EXERCISE:
Copy the records below exactly, leaving out any pictures.

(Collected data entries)
--*--
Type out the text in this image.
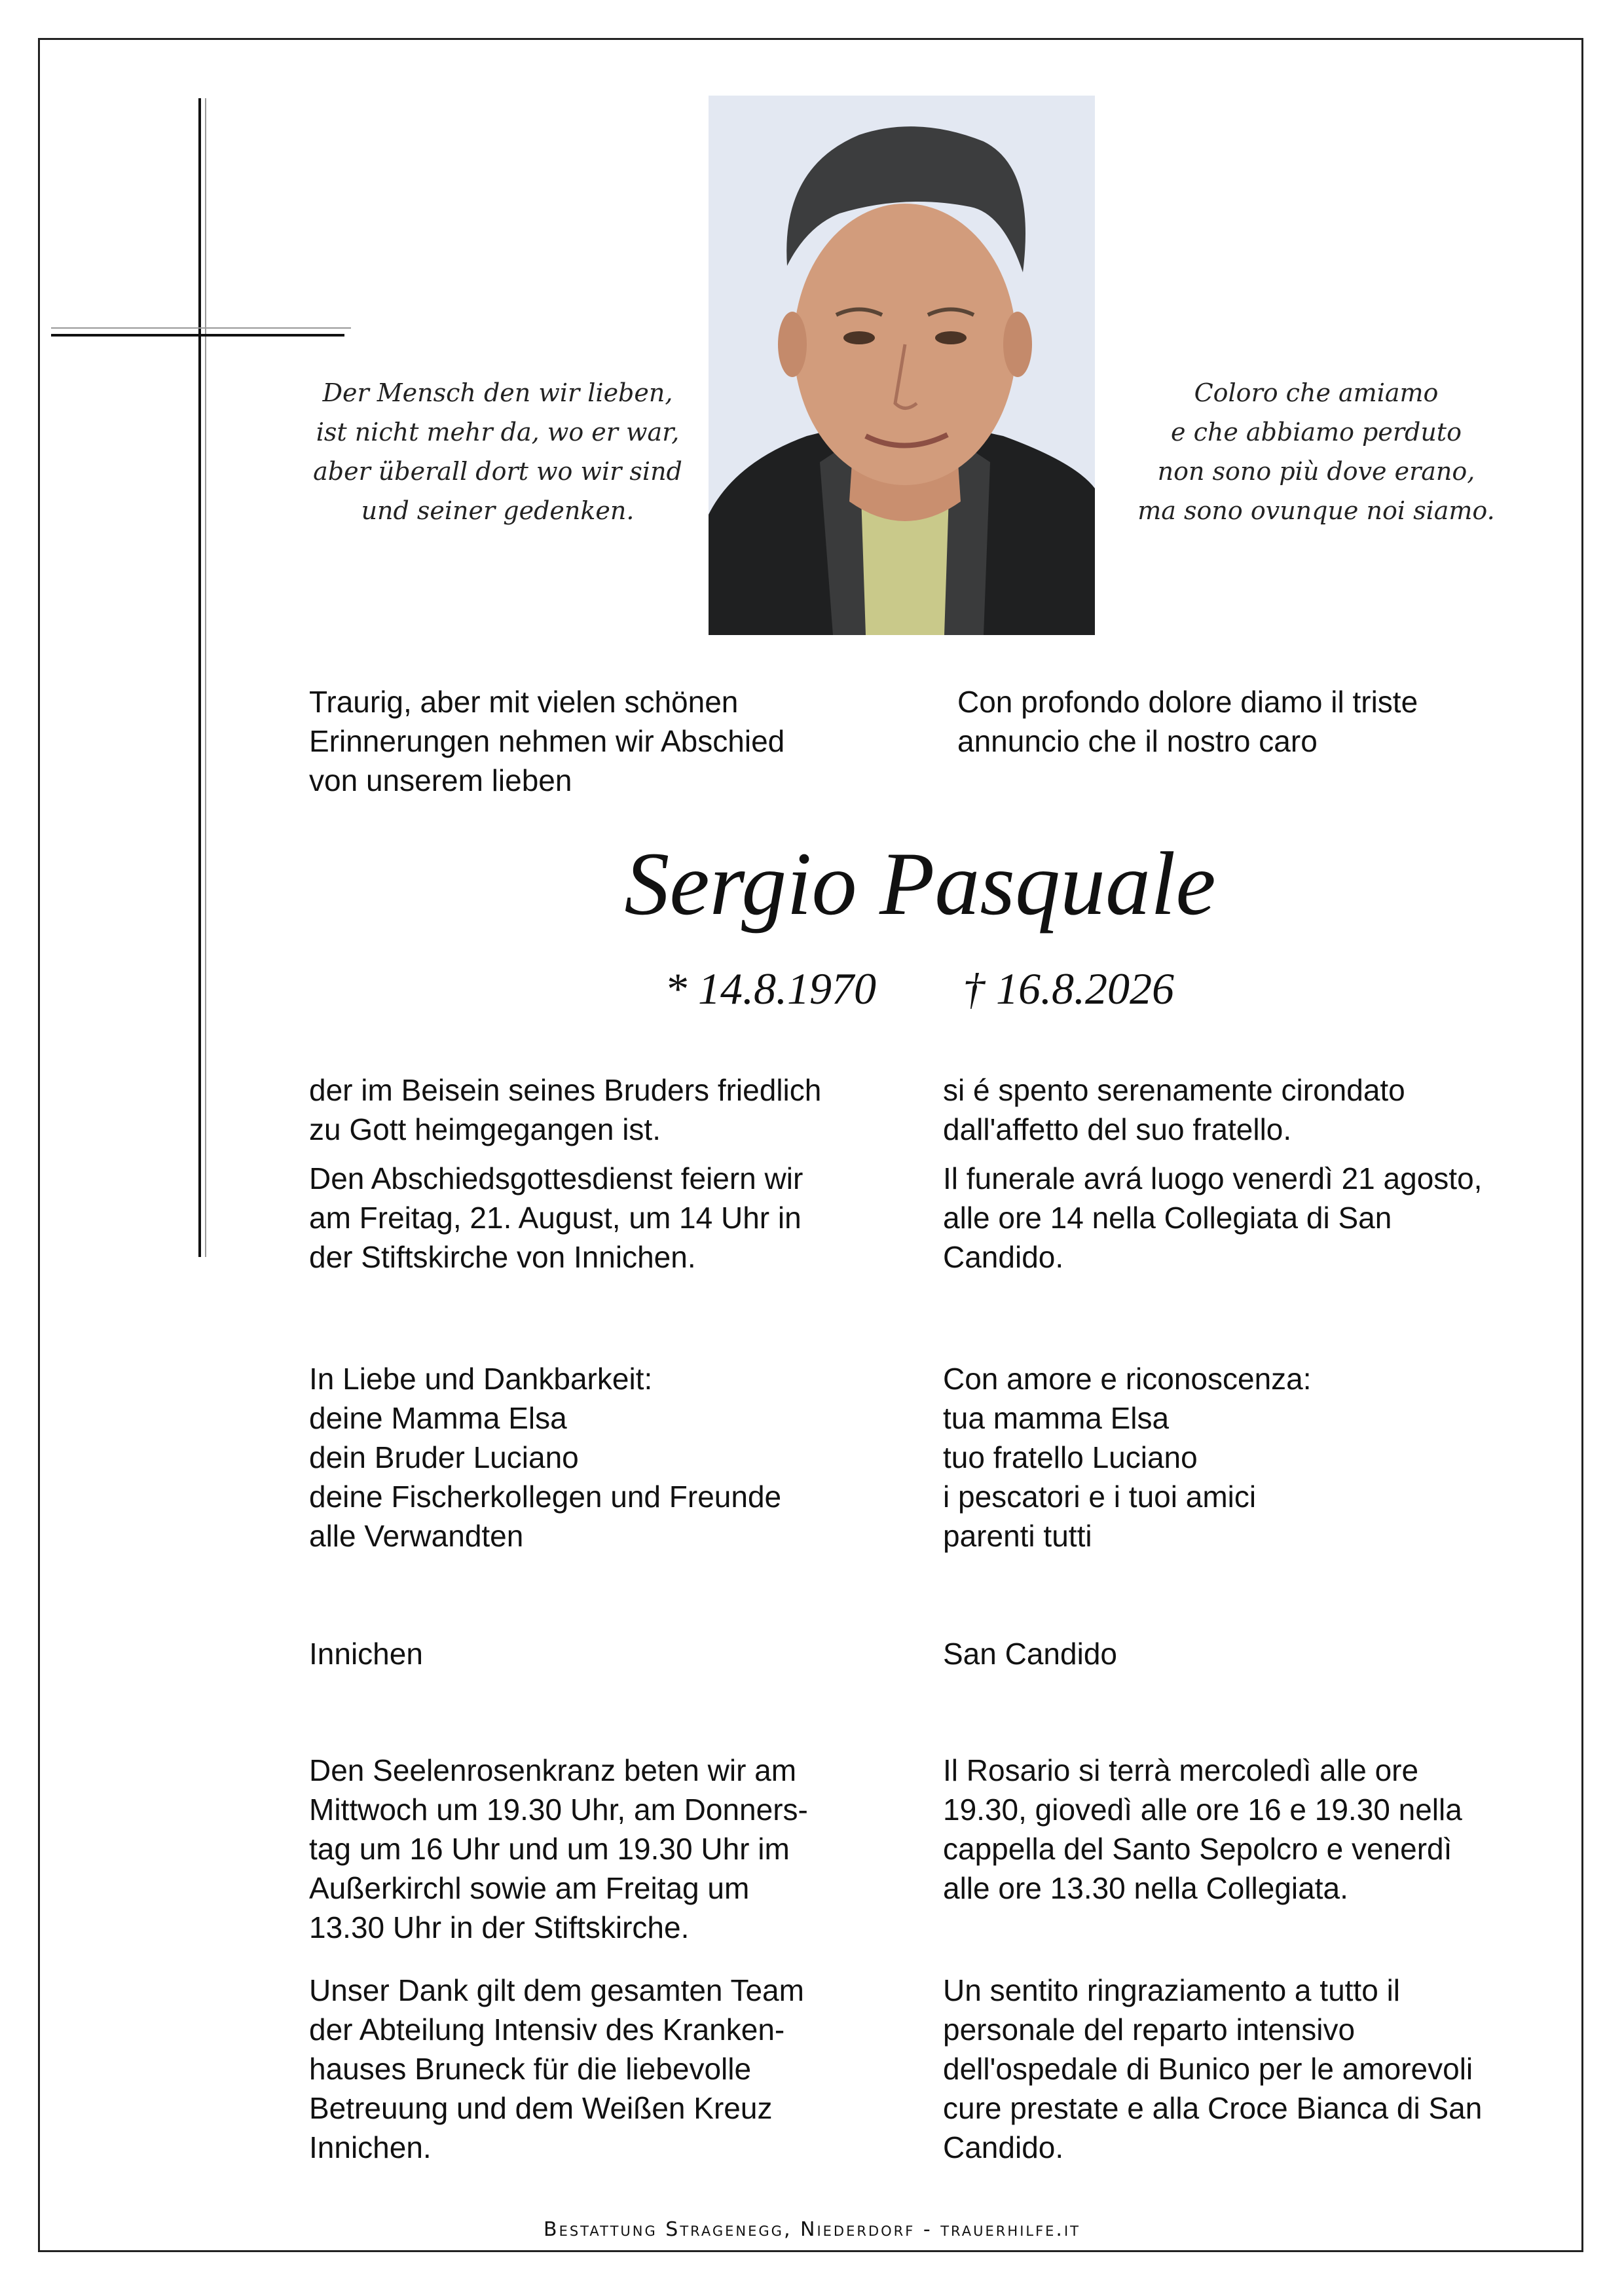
Der Mensch den wir lieben,
ist nicht mehr da, wo er war,
aber überall dort wo wir sind
und seiner gedenken.
Coloro che amiamo
e che abbiamo perduto
non sono più dove erano,
ma sono ovunque noi siamo.
Traurig, aber mit vielen schönen
Erinnerungen nehmen wir Abschied
von unserem lieben
Con profondo dolore diamo il triste
annuncio che il nostro caro
Sergio Pasquale
* 14.8.1970 † 16.8.2026
der im Beisein seines Bruders friedlich
zu Gott heimgegangen ist.
si é spento serenamente cirondato
dall'affetto del suo fratello.
Den Abschiedsgottesdienst feiern wir
am Freitag, 21. August, um 14 Uhr in
der Stiftskirche von Innichen.
Il funerale avrá luogo venerdì 21 agosto,
alle ore 14 nella Collegiata di San
Candido.
In Liebe und Dankbarkeit:
deine Mamma Elsa
dein Bruder Luciano
deine Fischerkollegen und Freunde
alle Verwandten
Con amore e riconoscenza:
tua mamma Elsa
tuo fratello Luciano
i pescatori e i tuoi amici
parenti tutti
Innichen	San Candido
Den Seelenrosenkranz beten wir am
Mittwoch um 19.30 Uhr, am Donners-
tag um 16 Uhr und um 19.30 Uhr im
Außerkirchl sowie am Freitag um
13.30 Uhr in der Stiftskirche.
Il Rosario si terrà mercoledì alle ore
19.30, giovedì alle ore 16 e 19.30 nella
cappella del Santo Sepolcro e venerdì
alle ore 13.30 nella Collegiata.
Unser Dank gilt dem gesamten Team
der Abteilung Intensiv des Kranken-
hauses Bruneck für die liebevolle
Betreuung und dem Weißen Kreuz
Innichen.
Un sentito ringraziamento a tutto il
personale del reparto intensivo
dell'ospedale di Bunico per le amorevoli
cure prestate e alla Croce Bianca di San
Candido.
Bestattung Stragenegg, Niederdorf - trauerhilfe.it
--*--
RESPONSE FOR THIS EXERCISE:
Type out the text in this image.
Der Mensch den wir lieben,
ist nicht mehr da, wo er war,
aber überall dort wo wir sind
und seiner gedenken.
Coloro che amiamo
e che abbiamo perduto
non sono più dove erano,
ma sono ovunque noi siamo.
Traurig, aber mit vielen schönen
Erinnerungen nehmen wir Abschied
von unserem lieben
Con profondo dolore diamo il triste
annuncio che il nostro caro
Sergio Pasquale
* 14.8.1970 † 16.8.2026
der im Beisein seines Bruders friedlich
zu Gott heimgegangen ist.
si é spento serenamente cirondato
dall'affetto del suo fratello.
Den Abschiedsgottesdienst feiern wir
am Freitag, 21. August, um 14 Uhr in
der Stiftskirche von Innichen.
Il funerale avrá luogo venerdì 21 agosto,
alle ore 14 nella Collegiata di San
Candido.
In Liebe und Dankbarkeit:
deine Mamma Elsa
dein Bruder Luciano
deine Fischerkollegen und Freunde
alle Verwandten
Con amore e riconoscenza:
tua mamma Elsa
tuo fratello Luciano
i pescatori e i tuoi amici
parenti tutti
Innichen	San Candido
Den Seelenrosenkranz beten wir am
Mittwoch um 19.30 Uhr, am Donners-
tag um 16 Uhr und um 19.30 Uhr im
Außerkirchl sowie am Freitag um
13.30 Uhr in der Stiftskirche.
Il Rosario si terrà mercoledì alle ore
19.30, giovedì alle ore 16 e 19.30 nella
cappella del Santo Sepolcro e venerdì
alle ore 13.30 nella Collegiata.
Unser Dank gilt dem gesamten Team
der Abteilung Intensiv des Kranken-
hauses Bruneck für die liebevolle
Betreuung und dem Weißen Kreuz
Innichen.
Un sentito ringraziamento a tutto il
personale del reparto intensivo
dell'ospedale di Bunico per le amorevoli
cure prestate e alla Croce Bianca di San
Candido.
Bestattung Stragenegg, Niederdorf - trauerhilfe.it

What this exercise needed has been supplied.